Stone v Chappel (No. 2)
[2016] SASC 88
•23 June 2016
SUPREME COURT OF SOUTH AUSTRALIA
(Civil: Application)
STONE & ANOR v CHAPPEL & ORS (NO. 2)
[2016] SASC 88
Judgment of The Honourable Justice Stanley
23 June 2016
PROCEDURE - COSTS - DEPARTING FROM THE GENERAL RULE - OTHER CASES - FAILURE IN PORTION OF A CASE
DAMAGES - GENERAL PRINCIPLES - RECOVERY OF COSTS
This is an application for costs.
On 4 March 2016 judgment was given in favour of the plaintiffs against the defendant and awarded damages in the sum of $81,046.98.
The dispute between the parties concerned the construction of the shell of an apartment on the top floor of a building in a retirement village constructed and managed by the defendants. Central to the dispute was the failure of the defendants to construct the apartment to a ceiling height of 2,700 mm. The plaintiffs’ claim relied on a number of causes of action. The resolution to the dispute was fragmented. Part of the dispute was referred to an expert for determination conducted by Stephen Walsh QC. Part of it was settled pre-trial on 13 April 2015 by the defendants paying the plaintiffs the sum of $160,892 in respect of what was called the “base price deduction claim”.
Neither the base price deduction claim nor the issues determine by Mr Walsh concerned the ceiling height.
Each of the parties claims an entitlement to the costs of the action.
Held:
1. It is appropriate in the exercise of the court’s discretion to make an award of costs on a broad-axe basis, informed by balancing consideration of the issues decided, who succeeded or failed on those issues, and some consideration of the amount of the court’s time and resources that was occupied in hearing and determining those discrete issues, recognising the difficulties of precision in such consideration, given the evidence frequently was relevant to more than a single, discrete issue (at [13]).
2. The plaintiffs should not be deprived of an entitlement to costs on the basis of the application of Supreme Court (Civil) Rules 2006 r 263(2)(g) (at [16]).
3. The plaintiffs should not be deprived of costs by reason of the Calderbank offers (at [17]).
4. The defendants to pay the plaintiffs one-third of the costs of the action on a party/party basis, save and except for the costs of the expert determination which is to be decided by Mr Walsh, and the costs order of Master Norman made on 21 September 2011 (at [22]).
Supreme Court Act 1935 (SA) s 40(1); Supreme Court (Civil) Rules 2006 r 263(1)-(2), referred to.
A, DC v Prince Alfred College Inc (No. 2) [2016] SASCFC 27, considered.
STONE & ANOR v CHAPPEL & ORS (NO. 2)
[2016] SASC 88Civil
STANLEY J:
Introduction
This is an application for costs.

◆ ACTIONS TO TAKE
**A)** In the costs judgment, what sum did the defendants pay the plaintiffs when part of the dispute was settled before trial on 13 April 2015?
**B)** Please locate each line of the records that contains the string "cumulative" and copy those lines out. Case counts.

◆ DATA
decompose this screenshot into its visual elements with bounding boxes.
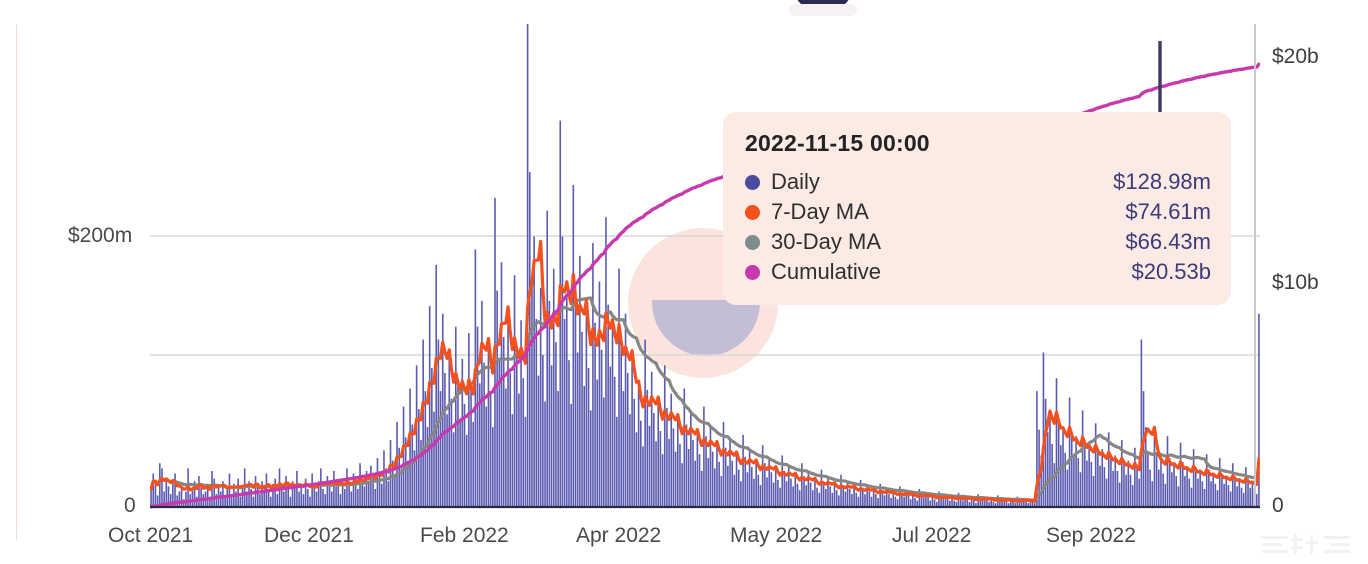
watermark-feixiaohao-icon [1262, 532, 1358, 556]
y-axis-right-tick-20b: $20b [1272, 45, 1319, 68]
y-axis-left-tick-200m: $200m [68, 224, 133, 247]
tooltip-value-cumulative: $20.53b [1131, 259, 1211, 284]
tooltip-value-ma7: $74.61m [1125, 199, 1211, 224]
y-axis-left-tick-0: 0 [124, 494, 136, 517]
tooltip-row-daily: Daily $128.98m [745, 169, 1211, 195]
x-axis-tick-may-2022: May 2022 [730, 524, 823, 547]
ma30-line [150, 296, 1260, 502]
tooltip-value-ma30: $66.43m [1125, 229, 1211, 254]
left-edge-rule [16, 24, 17, 540]
tooltip-value-daily: $128.98m [1113, 169, 1211, 194]
hover-tooltip: 2022-11-15 00:00 Daily $128.98m 7-Day MA… [723, 112, 1231, 305]
x-axis-tick-jul-2022: Jul 2022 [892, 524, 972, 547]
x-axis-tick-oct-2021: Oct 2021 [108, 524, 194, 547]
x-axis-tick-dec-2021: Dec 2021 [264, 524, 354, 547]
daily-legend-dot-icon [745, 174, 760, 190]
cumulative-legend-dot-icon [745, 264, 760, 280]
x-axis-tick-sep-2022: Sep 2022 [1046, 524, 1136, 547]
y-axis-right-tick-10b: $10b [1272, 271, 1319, 294]
tooltip-row-cumulative: Cumulative $20.53b [745, 259, 1211, 285]
tooltip-label-cumulative: Cumulative [771, 259, 882, 284]
y-axis-right-tick-0: 0 [1272, 494, 1284, 517]
x-axis-tick-apr-2022: Apr 2022 [576, 524, 662, 547]
tooltip-label-ma30: 30-Day MA [771, 229, 882, 254]
tooltip-timestamp: 2022-11-15 00:00 [745, 130, 930, 156]
chart-container: $200m 0 $20b $10b 0 Oct 2021 Dec 2021 Fe… [0, 0, 1368, 564]
tooltip-row-ma30: 30-Day MA $66.43m [745, 229, 1211, 255]
top-title-chip-shadow [789, 4, 857, 16]
ma7-legend-dot-icon [745, 204, 760, 220]
x-axis-tick-feb-2022: Feb 2022 [420, 524, 509, 547]
tooltip-label-daily: Daily [771, 169, 820, 194]
ma30-legend-dot-icon [745, 234, 760, 250]
tooltip-row-ma7: 7-Day MA $74.61m [745, 199, 1211, 225]
tooltip-label-ma7: 7-Day MA [771, 199, 869, 224]
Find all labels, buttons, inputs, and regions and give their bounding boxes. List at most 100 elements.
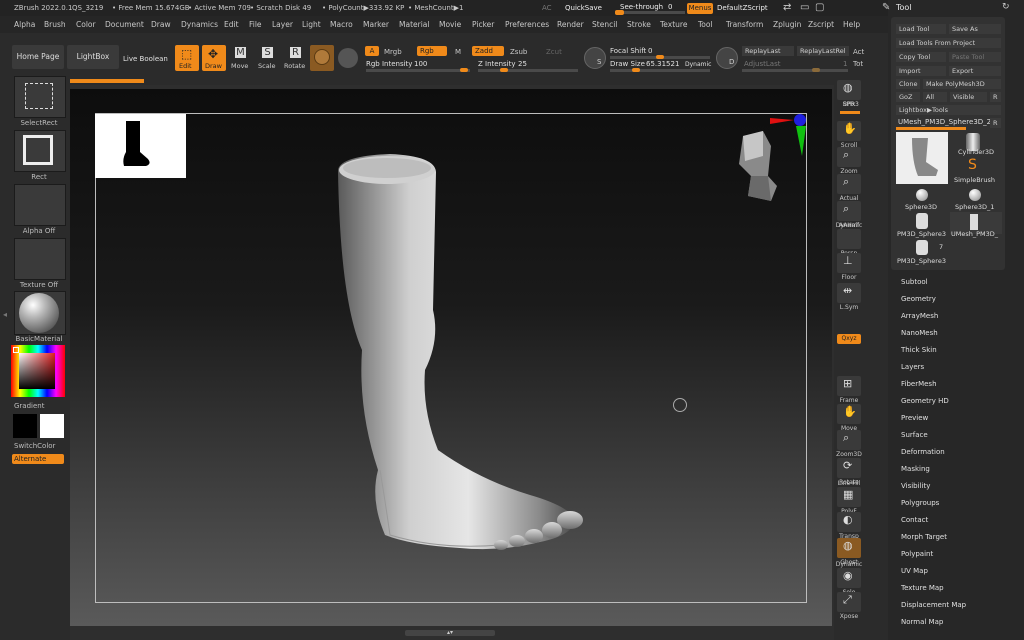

◆ ANSWERS PROVIDED
**A)** $160,892

**B)**
tooltip-value-cumulative: $20.53b [1131, 259, 1211, 284]
cumulative-legend-dot-icon [745, 264, 760, 280]
tooltip-row-cumulative: Cumulative $20.53b [745, 259, 1211, 285]
tooltip-label-cumulative: Cumulative [771, 259, 882, 284]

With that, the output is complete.